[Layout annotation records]
* * * * * * *

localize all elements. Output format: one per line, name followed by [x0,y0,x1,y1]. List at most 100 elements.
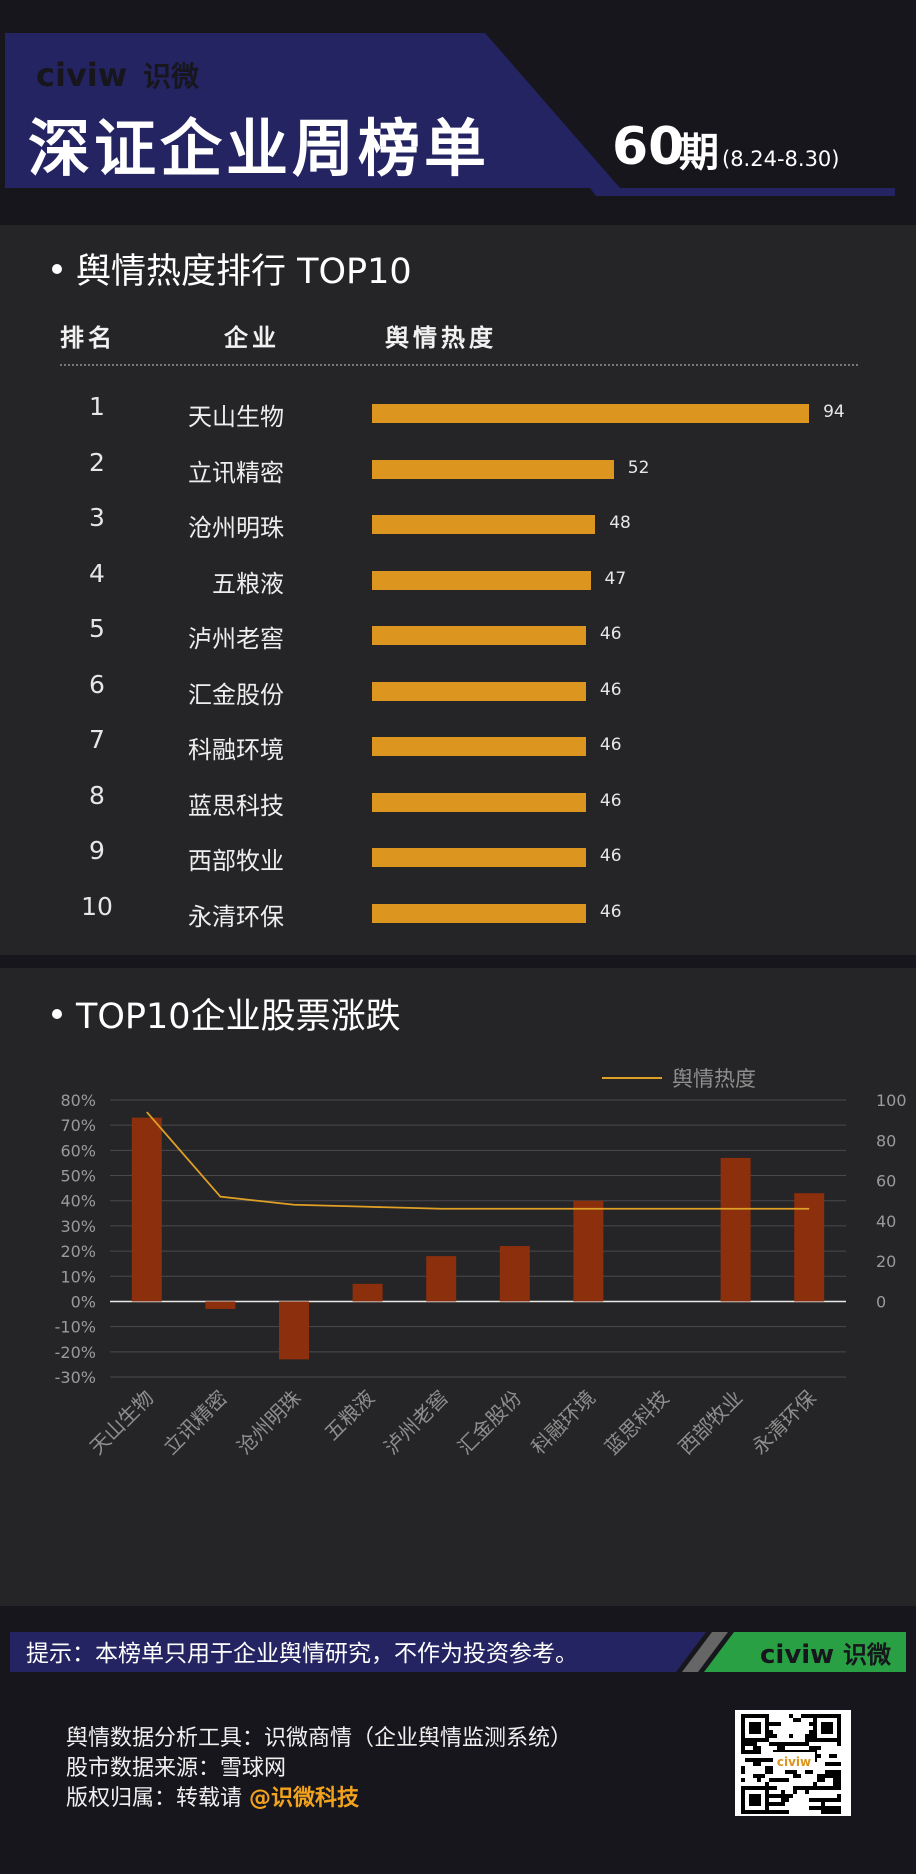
rank-number: 1 [89,392,105,421]
heat-value: 46 [599,790,622,811]
x-category-label: 五粮液 [320,1386,379,1445]
y-left-tick-label: 80% [60,1091,96,1110]
stock-change-bar [794,1193,825,1302]
y-right-tick-label: 20 [876,1252,896,1271]
company-name: 泸州老窖 [188,625,284,653]
col-company-header: 企业 [224,324,280,352]
y-left-tick-label: 50% [60,1167,96,1186]
stock-change-bar [131,1117,162,1302]
x-category-label: 沧州明珠 [232,1386,306,1460]
company-name: 五粮液 [212,569,284,598]
rank-number: 4 [89,558,105,588]
rank-number: 9 [89,836,105,865]
bullet-icon [52,264,62,274]
heat-line [146,1111,810,1210]
footer-tool-line: 舆情数据分析工具：识微商情（企业舆情监测系统） [66,1726,573,1751]
heat-bar [372,848,586,867]
rank-number: 10 [81,891,113,921]
heat-value: 52 [627,457,650,478]
y-left-tick-label: -10% [55,1318,96,1337]
y-left-tick-label: 10% [60,1267,96,1286]
heat-bar [372,515,596,534]
stock-change-bar [499,1246,530,1302]
company-name: 永清环保 [188,902,284,931]
y-left-tick-label: 60% [60,1141,96,1160]
footer-copyright-line: 版权归属：转载请 @识微科技 [66,1780,359,1812]
company-name: 立讯精密 [188,458,284,487]
stock-change-chart: 80% 70% 60% 50% 40% 30% 20% 10% 0% -10% -20% -30% 10… [55,1067,907,1460]
issue-date-range: (8.24-8.30) [722,147,839,171]
header-banner: civiw 识微 深证企业周榜单 60 期 (8.24-8.30) [5,33,895,196]
company-name: 天山生物 [188,403,284,431]
company-name: 汇金股份 [188,680,284,709]
company-name: 蓝思科技 [188,791,284,820]
tip-text: 提示：本榜单只用于企业舆情研究，不作为投资参考。 [26,1641,578,1667]
y-left-tick-label: 30% [60,1217,96,1236]
x-category-label: 泸州老窖 [379,1386,453,1460]
heat-bar [372,404,810,423]
col-rank-header: 排名 [60,324,116,352]
y-left-tick-label: -20% [55,1343,96,1362]
stock-change-bar [573,1200,604,1302]
stock-change-bar [720,1157,751,1302]
heat-bar [372,792,586,812]
y-right-tick-label: 80 [876,1131,896,1150]
x-category-label: 天山生物 [85,1386,159,1460]
chart-section-title: TOP10企业股票涨跌 [52,988,401,1039]
y-right-tick-label: 40 [876,1212,896,1231]
heat-bar [372,903,586,923]
heat-value: 46 [599,846,622,866]
heat-value: 94 [823,402,845,422]
rank-number: 2 [89,447,105,477]
ranking-title-text: 舆情热度排行 TOP10 [76,252,412,292]
y-right-tick-label: 100 [876,1091,907,1110]
x-category-label: 蓝思科技 [600,1386,674,1460]
legend-label: 舆情热度 [672,1067,756,1091]
heat-bar [372,681,586,701]
rank-number: 5 [89,614,105,643]
issue-suffix: 期 [679,130,719,176]
heat-value: 47 [604,568,627,589]
y-right-tick-label: 0 [876,1292,886,1311]
company-name: 西部牧业 [188,847,284,875]
heat-value: 46 [599,624,622,644]
y-left-tick-label: 20% [60,1242,96,1261]
stock-change-bar [352,1283,383,1302]
qr-code[interactable]: civiw [735,1710,851,1816]
header-logo-latin: civiw [36,56,127,94]
col-heat-header: 舆情热度 [385,324,497,352]
y-left-tick-label: 0% [71,1292,96,1311]
issue-number: 60 [612,117,684,177]
x-category-label: 汇金股份 [453,1386,527,1460]
rank-number: 7 [89,725,105,754]
heat-bar [372,737,586,756]
y-left-tick-label: -30% [55,1368,96,1387]
company-name: 沧州明珠 [188,514,284,542]
page-title: 深证企业周榜单 [28,112,490,185]
y-left-tick-label: 70% [60,1116,96,1135]
company-name: 科融环境 [188,736,284,764]
qr-center-label: civiw [777,1755,811,1769]
x-category-label: 科融环境 [526,1386,600,1460]
heat-bar [372,626,586,645]
heat-bar [372,570,591,590]
y-right-tick-label: 60 [876,1172,896,1191]
stock-change-bar [426,1256,457,1302]
tip-logo-cn: 识微 [843,1641,891,1669]
y-left-tick-label: 40% [60,1192,96,1211]
rank-number: 6 [89,669,105,699]
heat-bar [372,459,614,479]
stock-change-bar [205,1301,236,1310]
x-category-label: 立讯精密 [158,1386,232,1460]
x-category-label: 永清环保 [747,1386,821,1460]
header-logo-cn: 识微 [143,60,199,93]
footer-source-line: 股市数据来源：雪球网 [66,1756,287,1781]
heat-ranking-panel [0,225,916,955]
heat-value: 48 [609,513,631,533]
heat-value: 46 [599,679,622,700]
tip-logo-latin: civiw [760,1640,834,1670]
heat-value: 46 [599,901,622,922]
rank-number: 3 [89,503,105,532]
heat-value: 46 [599,735,622,755]
tip-bar: 提示：本榜单只用于企业舆情研究，不作为投资参考。 civiw 识微 [10,1632,906,1672]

* * * * * * *

→ STATED TASK:
Write out all of the lines above again, switching every "heat-bar" to "heat-strip" and leaving everything else unchanged. Leave the pictures out of your answer.

→ RESULT FOR THIS EXERCISE:
localize all elements. Output format: one per line, name followed by [x0,y0,x1,y1]. List at most 100 elements.
rank-number: 1 [89,392,105,421]
heat-value: 46 [599,790,622,811]
x-category-label: 五粮液 [320,1386,379,1445]
y-left-tick-label: 80% [60,1091,96,1110]
stock-change-bar [794,1193,825,1302]
y-right-tick-label: 20 [876,1252,896,1271]
company-name: 泸州老窖 [188,625,284,653]
col-company-header: 企业 [224,324,280,352]
y-left-tick-label: 50% [60,1167,96,1186]
stock-change-bar [131,1117,162,1302]
x-category-label: 沧州明珠 [232,1386,306,1460]
company-name: 五粮液 [212,569,284,598]
rank-number: 4 [89,558,105,588]
rank-number: 9 [89,836,105,865]
bullet-icon [52,264,62,274]
heat-line [146,1111,810,1210]
footer-tool-line: 舆情数据分析工具：识微商情（企业舆情监测系统） [66,1726,573,1751]
heat-strip [372,848,586,867]
rank-number: 10 [81,891,113,921]
heat-value: 52 [627,457,650,478]
y-left-tick-label: -10% [55,1318,96,1337]
y-left-tick-label: 10% [60,1267,96,1286]
heat-strip [372,515,596,534]
stock-change-bar [499,1246,530,1302]
company-name: 永清环保 [188,902,284,931]
y-left-tick-label: 60% [60,1141,96,1160]
footer-copyright-line: 版权归属：转载请 @识微科技 [66,1780,359,1812]
company-name: 立讯精密 [188,458,284,487]
stock-change-chart: 80% 70% 60% 50% 40% 30% 20% 10% 0% -10% -20% -30% 10… [55,1067,907,1460]
issue-date-range: (8.24-8.30) [722,147,839,171]
header-banner: civiw 识微 深证企业周榜单 60 期 (8.24-8.30) [5,33,895,196]
company-name: 天山生物 [188,403,284,431]
company-name: 汇金股份 [188,680,284,709]
company-name: 蓝思科技 [188,791,284,820]
tip-text: 提示：本榜单只用于企业舆情研究，不作为投资参考。 [26,1641,578,1667]
y-left-tick-label: 30% [60,1217,96,1236]
x-category-label: 泸州老窖 [379,1386,453,1460]
heat-strip [372,404,810,423]
col-rank-header: 排名 [60,324,116,352]
y-left-tick-label: -20% [55,1343,96,1362]
stock-change-bar [573,1200,604,1302]
stock-change-bar [720,1157,751,1302]
heat-strip [372,792,586,812]
y-right-tick-label: 80 [876,1131,896,1150]
x-category-label: 天山生物 [85,1386,159,1460]
chart-section-title: TOP10企业股票涨跌 [52,988,401,1039]
y-right-tick-label: 40 [876,1212,896,1231]
heat-strip [372,903,586,923]
heat-value: 46 [599,846,622,866]
heat-value: 94 [823,402,845,422]
rank-number: 2 [89,447,105,477]
ranking-title-text: 舆情热度排行 TOP10 [76,252,412,292]
y-right-tick-label: 100 [876,1091,907,1110]
x-category-label: 蓝思科技 [600,1386,674,1460]
legend-label: 舆情热度 [672,1067,756,1091]
heat-strip [372,681,586,701]
rank-number: 5 [89,614,105,643]
issue-suffix: 期 [679,130,719,176]
heat-value: 47 [604,568,627,589]
y-right-tick-label: 0 [876,1292,886,1311]
company-name: 西部牧业 [188,847,284,875]
heat-value: 46 [599,624,622,644]
y-left-tick-label: 20% [60,1242,96,1261]
stock-change-bar [352,1283,383,1302]
qr-code[interactable]: civiw [735,1710,851,1816]
header-logo-latin: civiw [36,56,127,94]
col-heat-header: 舆情热度 [385,324,497,352]
y-left-tick-label: 0% [71,1292,96,1311]
issue-number: 60 [612,117,684,177]
x-category-label: 汇金股份 [453,1386,527,1460]
rank-number: 7 [89,725,105,754]
heat-strip [372,737,586,756]
y-left-tick-label: -30% [55,1368,96,1387]
company-name: 沧州明珠 [188,514,284,542]
page-title: 深证企业周榜单 [28,112,490,185]
y-left-tick-label: 70% [60,1116,96,1135]
company-name: 科融环境 [188,736,284,764]
qr-center-label: civiw [777,1755,811,1769]
x-category-label: 科融环境 [526,1386,600,1460]
heat-strip [372,626,586,645]
heat-strip [372,570,591,590]
y-right-tick-label: 60 [876,1172,896,1191]
stock-change-bar [426,1256,457,1302]
tip-logo-cn: 识微 [843,1641,891,1669]
y-left-tick-label: 40% [60,1192,96,1211]
rank-number: 6 [89,669,105,699]
heat-strip [372,459,614,479]
stock-change-bar [205,1301,236,1310]
x-category-label: 立讯精密 [158,1386,232,1460]
x-category-label: 永清环保 [747,1386,821,1460]
header-logo-cn: 识微 [143,60,199,93]
footer-source-line: 股市数据来源：雪球网 [66,1756,287,1781]
heat-ranking-panel [0,225,916,955]
heat-value: 48 [609,513,631,533]
heat-value: 46 [599,679,622,700]
tip-logo-latin: civiw [760,1640,834,1670]
heat-value: 46 [599,901,622,922]
rank-number: 3 [89,503,105,532]
heat-value: 46 [599,735,622,755]
tip-bar: 提示：本榜单只用于企业舆情研究，不作为投资参考。 civiw 识微 [10,1632,906,1672]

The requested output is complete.